Search the entries below. Return every line that has "text" in it.
---------- Entries supplied ----------
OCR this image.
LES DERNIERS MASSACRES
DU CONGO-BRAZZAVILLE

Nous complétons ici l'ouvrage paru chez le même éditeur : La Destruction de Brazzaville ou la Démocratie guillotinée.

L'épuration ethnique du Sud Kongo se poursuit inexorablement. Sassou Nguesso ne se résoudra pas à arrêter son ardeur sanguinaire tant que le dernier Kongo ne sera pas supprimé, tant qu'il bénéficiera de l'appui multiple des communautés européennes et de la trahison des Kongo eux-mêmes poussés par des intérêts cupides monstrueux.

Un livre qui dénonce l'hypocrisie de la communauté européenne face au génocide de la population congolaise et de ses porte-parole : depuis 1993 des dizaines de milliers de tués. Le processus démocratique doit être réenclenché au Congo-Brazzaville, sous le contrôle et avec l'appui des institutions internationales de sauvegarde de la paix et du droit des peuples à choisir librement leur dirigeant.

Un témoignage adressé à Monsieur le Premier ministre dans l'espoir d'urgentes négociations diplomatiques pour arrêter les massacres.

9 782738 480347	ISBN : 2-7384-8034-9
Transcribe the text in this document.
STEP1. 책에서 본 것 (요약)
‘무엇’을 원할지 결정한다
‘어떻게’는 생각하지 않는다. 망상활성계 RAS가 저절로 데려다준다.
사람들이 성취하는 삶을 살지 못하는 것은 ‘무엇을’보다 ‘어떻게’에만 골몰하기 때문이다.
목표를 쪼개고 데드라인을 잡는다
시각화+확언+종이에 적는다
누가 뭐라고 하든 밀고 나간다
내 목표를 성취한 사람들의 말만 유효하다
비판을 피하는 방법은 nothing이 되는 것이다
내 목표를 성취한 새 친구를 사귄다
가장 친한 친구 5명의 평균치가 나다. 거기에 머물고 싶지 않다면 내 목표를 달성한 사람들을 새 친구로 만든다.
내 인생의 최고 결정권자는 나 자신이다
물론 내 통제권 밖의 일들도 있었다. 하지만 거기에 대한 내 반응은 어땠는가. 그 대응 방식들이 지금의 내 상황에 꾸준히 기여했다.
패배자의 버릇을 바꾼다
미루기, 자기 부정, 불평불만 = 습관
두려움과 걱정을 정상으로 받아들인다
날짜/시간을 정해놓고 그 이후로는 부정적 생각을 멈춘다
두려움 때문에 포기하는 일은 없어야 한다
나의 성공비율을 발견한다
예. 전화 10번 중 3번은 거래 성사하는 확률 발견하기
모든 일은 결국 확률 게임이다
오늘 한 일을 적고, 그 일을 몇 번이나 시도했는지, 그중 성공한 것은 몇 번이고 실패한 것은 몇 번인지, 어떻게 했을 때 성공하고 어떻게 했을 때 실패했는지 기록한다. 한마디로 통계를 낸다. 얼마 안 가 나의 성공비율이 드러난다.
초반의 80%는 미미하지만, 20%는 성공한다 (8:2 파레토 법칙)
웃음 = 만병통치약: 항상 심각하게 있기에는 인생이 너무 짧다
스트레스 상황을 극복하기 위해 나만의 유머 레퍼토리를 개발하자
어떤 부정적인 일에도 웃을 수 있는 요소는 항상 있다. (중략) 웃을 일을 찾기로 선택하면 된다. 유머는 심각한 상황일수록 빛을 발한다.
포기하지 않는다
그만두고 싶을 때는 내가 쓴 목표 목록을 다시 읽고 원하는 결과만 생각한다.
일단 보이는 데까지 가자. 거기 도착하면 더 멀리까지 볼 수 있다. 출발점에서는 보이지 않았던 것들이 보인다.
----------
---------- Entries supplied ----------
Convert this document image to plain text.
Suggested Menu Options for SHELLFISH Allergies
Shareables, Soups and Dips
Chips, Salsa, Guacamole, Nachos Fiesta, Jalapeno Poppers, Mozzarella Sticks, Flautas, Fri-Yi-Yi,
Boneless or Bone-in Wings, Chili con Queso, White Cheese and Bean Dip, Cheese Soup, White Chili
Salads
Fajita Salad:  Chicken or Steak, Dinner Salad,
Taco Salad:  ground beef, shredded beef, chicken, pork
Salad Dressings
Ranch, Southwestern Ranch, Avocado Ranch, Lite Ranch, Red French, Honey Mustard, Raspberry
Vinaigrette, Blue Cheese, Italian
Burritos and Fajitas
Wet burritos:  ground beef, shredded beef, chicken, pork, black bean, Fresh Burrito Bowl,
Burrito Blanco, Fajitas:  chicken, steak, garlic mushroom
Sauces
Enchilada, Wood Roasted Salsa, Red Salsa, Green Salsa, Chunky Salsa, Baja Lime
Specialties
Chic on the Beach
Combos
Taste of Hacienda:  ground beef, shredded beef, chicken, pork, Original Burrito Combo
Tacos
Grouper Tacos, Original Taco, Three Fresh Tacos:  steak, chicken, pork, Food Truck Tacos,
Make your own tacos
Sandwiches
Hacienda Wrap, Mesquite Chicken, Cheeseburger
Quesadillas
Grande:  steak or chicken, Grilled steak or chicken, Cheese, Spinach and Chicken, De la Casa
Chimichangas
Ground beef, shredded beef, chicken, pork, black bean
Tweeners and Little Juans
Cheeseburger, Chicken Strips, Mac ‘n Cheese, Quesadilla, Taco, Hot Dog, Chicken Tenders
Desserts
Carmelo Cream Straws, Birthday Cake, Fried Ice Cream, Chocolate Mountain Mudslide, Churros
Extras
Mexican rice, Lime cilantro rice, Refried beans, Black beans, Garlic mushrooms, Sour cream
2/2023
----------
---------- Entries supplied ----------
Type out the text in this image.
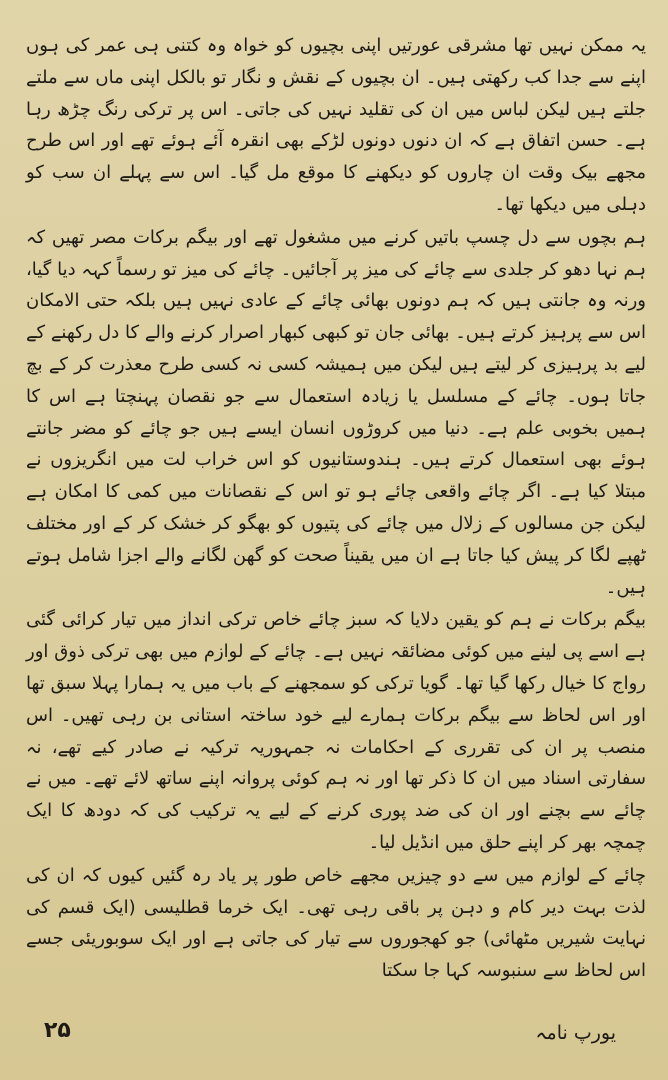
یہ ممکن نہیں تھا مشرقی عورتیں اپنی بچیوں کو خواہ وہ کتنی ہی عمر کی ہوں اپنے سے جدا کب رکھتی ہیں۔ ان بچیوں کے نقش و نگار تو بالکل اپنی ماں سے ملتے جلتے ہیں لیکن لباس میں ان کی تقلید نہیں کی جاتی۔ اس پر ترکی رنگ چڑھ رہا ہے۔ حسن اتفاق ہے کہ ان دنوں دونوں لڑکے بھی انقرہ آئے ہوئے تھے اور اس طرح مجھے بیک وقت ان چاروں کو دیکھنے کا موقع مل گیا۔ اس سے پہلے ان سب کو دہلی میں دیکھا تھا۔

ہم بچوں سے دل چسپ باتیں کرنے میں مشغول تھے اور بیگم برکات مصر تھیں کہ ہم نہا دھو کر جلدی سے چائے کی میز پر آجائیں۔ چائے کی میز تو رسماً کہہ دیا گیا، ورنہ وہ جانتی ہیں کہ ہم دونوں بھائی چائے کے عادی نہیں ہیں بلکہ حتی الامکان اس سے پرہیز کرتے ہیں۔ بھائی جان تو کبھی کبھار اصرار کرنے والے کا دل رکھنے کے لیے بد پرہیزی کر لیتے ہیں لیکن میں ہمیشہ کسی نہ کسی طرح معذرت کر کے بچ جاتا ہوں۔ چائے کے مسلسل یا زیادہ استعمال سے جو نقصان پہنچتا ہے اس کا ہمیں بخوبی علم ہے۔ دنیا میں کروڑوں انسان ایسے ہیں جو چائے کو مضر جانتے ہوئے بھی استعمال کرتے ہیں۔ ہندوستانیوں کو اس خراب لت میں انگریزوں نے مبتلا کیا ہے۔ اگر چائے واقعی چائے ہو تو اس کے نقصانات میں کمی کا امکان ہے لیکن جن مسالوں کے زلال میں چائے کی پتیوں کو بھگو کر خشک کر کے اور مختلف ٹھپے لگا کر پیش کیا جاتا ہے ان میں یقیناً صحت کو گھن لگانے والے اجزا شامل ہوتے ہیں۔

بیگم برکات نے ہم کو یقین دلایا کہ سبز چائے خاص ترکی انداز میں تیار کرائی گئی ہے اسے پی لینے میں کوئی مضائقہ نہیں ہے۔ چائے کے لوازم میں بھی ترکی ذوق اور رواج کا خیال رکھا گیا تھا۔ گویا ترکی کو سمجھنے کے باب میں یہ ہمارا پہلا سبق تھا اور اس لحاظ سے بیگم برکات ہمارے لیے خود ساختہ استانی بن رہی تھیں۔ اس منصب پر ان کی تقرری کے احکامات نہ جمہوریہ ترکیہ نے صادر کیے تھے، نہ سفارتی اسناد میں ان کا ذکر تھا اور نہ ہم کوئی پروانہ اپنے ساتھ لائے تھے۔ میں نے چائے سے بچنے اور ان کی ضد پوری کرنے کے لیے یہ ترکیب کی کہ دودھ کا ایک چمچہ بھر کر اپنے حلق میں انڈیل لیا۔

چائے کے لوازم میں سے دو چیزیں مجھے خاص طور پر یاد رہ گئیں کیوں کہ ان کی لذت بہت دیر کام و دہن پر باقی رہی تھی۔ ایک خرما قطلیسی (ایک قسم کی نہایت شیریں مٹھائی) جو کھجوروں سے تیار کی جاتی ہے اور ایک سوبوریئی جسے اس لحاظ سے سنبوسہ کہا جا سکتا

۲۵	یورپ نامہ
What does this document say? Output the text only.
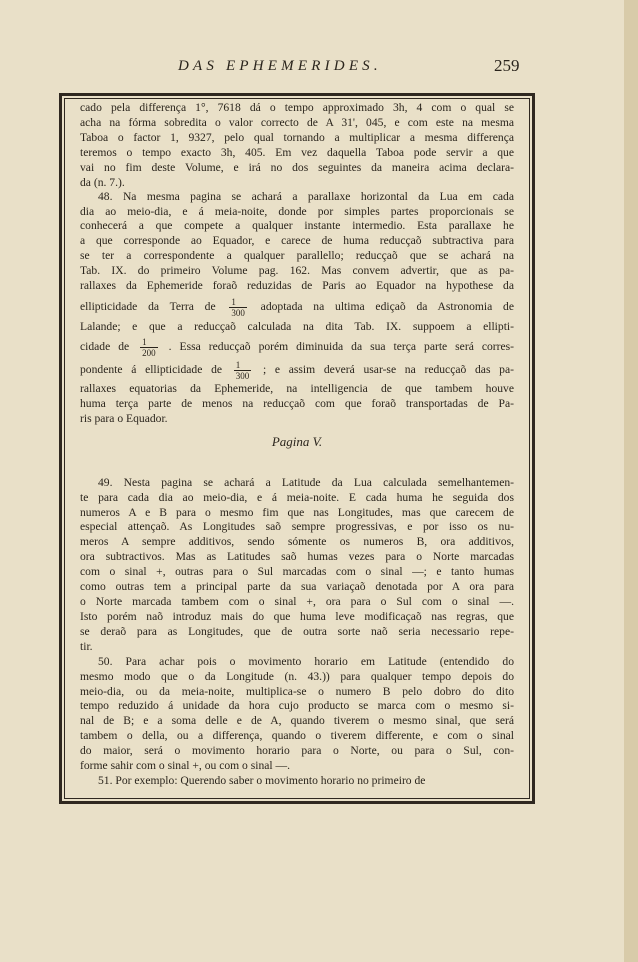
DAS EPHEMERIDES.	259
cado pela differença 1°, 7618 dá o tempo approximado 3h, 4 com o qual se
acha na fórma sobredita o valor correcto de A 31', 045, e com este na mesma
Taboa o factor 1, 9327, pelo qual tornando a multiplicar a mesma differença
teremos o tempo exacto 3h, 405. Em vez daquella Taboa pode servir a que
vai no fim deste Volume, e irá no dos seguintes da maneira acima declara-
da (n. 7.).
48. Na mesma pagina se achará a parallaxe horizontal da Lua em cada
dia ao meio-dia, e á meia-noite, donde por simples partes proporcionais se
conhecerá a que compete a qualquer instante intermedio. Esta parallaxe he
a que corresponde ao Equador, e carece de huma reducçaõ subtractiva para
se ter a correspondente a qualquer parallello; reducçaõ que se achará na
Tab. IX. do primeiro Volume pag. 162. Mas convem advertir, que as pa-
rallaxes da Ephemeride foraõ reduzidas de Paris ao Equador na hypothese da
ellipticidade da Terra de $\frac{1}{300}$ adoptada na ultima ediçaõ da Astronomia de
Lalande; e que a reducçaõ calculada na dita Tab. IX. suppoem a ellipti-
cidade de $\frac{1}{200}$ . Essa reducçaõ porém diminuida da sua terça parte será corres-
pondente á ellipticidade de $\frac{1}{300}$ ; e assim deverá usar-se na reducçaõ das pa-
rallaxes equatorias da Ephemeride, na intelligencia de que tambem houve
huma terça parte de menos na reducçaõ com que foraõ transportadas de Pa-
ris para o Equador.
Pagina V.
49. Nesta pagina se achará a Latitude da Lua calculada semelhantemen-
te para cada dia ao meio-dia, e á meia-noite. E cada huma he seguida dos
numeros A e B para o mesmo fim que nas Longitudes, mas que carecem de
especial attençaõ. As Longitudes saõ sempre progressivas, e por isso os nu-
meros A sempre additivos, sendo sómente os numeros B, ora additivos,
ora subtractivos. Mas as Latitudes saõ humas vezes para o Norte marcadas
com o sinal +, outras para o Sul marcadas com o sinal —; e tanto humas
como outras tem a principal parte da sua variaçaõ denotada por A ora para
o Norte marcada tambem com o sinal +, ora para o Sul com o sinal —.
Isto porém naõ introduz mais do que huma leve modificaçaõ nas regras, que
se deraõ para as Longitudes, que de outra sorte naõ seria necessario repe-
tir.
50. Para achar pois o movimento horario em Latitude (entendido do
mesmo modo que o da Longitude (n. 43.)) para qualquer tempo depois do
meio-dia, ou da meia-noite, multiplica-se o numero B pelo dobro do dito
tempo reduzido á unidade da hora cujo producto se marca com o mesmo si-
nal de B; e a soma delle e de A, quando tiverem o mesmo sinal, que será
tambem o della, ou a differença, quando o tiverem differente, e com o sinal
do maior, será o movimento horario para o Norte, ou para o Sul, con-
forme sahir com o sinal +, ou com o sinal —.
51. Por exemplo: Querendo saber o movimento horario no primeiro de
----------
Problem solution
Transcribe the text in this document.
Convert this document image to plain text.
Type out the text in this image.
What does this document say? Output the text only.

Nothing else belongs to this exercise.